:: Written problem ::
Write out each line from the data below that includes the word "structure".

:: Given records ::

## Start

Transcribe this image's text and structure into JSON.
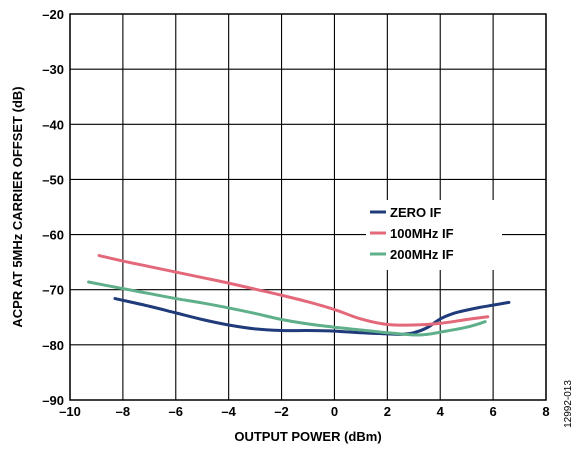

## End
## Start

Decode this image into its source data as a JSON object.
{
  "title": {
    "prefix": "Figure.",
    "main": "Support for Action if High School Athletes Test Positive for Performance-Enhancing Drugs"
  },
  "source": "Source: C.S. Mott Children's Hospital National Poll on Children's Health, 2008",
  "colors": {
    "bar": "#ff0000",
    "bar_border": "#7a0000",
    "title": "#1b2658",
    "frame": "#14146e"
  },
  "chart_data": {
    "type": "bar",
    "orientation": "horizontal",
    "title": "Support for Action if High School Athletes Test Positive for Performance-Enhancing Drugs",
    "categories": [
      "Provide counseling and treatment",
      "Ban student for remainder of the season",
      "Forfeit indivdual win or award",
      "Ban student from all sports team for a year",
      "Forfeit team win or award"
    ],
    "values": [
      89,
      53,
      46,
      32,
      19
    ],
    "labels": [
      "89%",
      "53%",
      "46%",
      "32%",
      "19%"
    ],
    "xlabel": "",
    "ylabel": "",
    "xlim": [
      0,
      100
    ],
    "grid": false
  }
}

## End
## Start

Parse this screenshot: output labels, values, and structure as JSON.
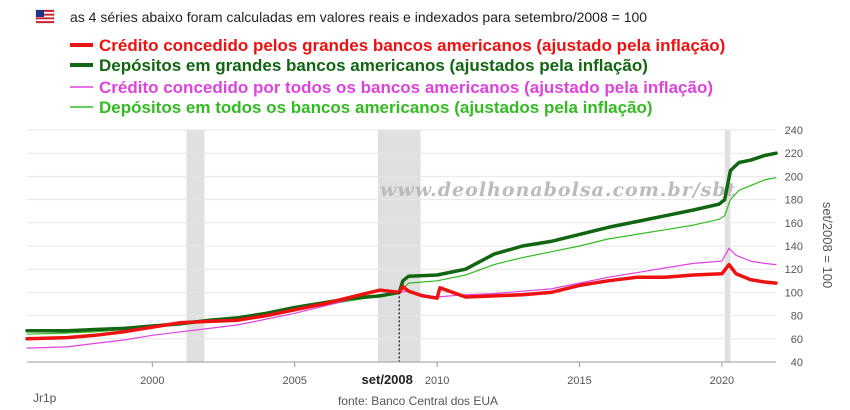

## End

:: Answer in full ::
Transcribe this image's text and structure into JSON.
Parse this screenshot: output labels, values, and structure as JSON.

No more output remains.